(WORK TO BE COMPLETED) Filter the entries below, keeping every line that has the word "Провести".

(MATERIAL SHOWN)
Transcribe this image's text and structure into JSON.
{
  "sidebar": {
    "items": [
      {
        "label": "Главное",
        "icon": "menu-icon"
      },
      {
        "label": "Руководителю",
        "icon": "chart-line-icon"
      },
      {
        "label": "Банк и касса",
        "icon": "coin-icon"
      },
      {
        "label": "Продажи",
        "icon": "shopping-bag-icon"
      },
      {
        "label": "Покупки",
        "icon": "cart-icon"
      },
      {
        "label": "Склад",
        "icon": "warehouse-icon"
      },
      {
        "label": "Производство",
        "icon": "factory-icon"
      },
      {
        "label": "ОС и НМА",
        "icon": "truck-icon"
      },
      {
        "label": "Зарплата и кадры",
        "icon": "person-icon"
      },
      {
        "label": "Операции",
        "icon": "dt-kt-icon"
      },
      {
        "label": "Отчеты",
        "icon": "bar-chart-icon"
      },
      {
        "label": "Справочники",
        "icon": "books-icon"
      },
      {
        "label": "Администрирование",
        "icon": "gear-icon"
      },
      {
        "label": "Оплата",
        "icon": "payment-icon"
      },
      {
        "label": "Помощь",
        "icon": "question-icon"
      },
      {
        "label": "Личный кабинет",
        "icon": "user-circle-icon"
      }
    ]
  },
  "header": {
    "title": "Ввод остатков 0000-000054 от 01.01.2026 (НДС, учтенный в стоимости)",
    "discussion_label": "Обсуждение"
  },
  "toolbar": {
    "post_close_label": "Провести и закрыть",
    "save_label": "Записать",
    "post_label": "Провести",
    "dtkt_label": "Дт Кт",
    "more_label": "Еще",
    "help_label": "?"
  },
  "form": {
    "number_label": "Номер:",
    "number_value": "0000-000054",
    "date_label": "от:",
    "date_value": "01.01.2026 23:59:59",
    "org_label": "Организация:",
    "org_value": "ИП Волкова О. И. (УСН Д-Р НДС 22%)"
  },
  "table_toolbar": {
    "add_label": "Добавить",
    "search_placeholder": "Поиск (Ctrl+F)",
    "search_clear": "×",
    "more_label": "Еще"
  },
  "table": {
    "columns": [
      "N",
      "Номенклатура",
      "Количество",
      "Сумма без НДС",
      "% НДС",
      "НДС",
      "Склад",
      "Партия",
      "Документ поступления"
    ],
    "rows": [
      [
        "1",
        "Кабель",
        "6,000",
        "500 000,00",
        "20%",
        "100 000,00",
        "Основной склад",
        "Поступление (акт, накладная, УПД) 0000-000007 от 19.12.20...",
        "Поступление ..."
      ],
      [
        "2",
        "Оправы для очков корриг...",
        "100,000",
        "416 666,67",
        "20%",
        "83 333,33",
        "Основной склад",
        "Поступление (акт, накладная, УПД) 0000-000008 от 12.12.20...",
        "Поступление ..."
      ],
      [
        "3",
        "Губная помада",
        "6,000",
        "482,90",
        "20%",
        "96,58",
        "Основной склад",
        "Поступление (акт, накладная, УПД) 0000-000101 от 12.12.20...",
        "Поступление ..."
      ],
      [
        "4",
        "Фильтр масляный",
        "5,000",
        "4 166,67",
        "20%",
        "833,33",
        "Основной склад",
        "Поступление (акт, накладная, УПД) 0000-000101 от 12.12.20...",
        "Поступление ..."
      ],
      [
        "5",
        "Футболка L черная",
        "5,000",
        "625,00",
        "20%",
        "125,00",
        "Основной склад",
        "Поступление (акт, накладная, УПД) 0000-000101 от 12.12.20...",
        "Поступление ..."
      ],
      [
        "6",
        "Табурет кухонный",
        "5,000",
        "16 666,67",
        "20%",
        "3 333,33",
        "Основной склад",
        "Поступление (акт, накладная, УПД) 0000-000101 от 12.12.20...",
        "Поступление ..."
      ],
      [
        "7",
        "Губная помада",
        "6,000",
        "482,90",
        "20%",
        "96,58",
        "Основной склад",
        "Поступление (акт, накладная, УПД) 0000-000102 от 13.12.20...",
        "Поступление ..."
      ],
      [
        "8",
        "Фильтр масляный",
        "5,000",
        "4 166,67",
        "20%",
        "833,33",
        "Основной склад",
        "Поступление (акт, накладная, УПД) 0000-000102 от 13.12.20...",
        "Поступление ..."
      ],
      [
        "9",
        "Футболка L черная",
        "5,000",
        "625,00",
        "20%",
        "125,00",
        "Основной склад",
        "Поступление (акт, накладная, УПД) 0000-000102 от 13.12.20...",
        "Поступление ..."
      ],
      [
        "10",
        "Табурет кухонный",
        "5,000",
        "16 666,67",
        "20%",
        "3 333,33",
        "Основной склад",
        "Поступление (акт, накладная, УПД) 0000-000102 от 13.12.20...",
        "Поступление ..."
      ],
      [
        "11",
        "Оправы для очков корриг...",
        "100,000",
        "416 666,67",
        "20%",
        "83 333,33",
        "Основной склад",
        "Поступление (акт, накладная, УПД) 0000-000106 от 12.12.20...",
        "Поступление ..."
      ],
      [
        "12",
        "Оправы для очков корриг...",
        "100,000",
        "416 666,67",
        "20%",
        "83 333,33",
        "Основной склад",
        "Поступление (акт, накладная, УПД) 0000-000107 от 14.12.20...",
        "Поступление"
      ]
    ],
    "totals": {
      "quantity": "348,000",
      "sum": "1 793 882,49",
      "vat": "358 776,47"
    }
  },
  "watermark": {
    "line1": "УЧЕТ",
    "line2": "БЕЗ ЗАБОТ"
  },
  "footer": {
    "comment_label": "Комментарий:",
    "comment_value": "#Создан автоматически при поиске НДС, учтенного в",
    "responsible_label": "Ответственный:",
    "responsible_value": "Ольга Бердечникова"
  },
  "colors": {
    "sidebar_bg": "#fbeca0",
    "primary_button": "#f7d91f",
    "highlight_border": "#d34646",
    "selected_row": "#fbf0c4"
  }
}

(ANSWER TO THIS EXERCISE)
    "post_close_label": "Провести и закрыть",
    "post_label": "Провести",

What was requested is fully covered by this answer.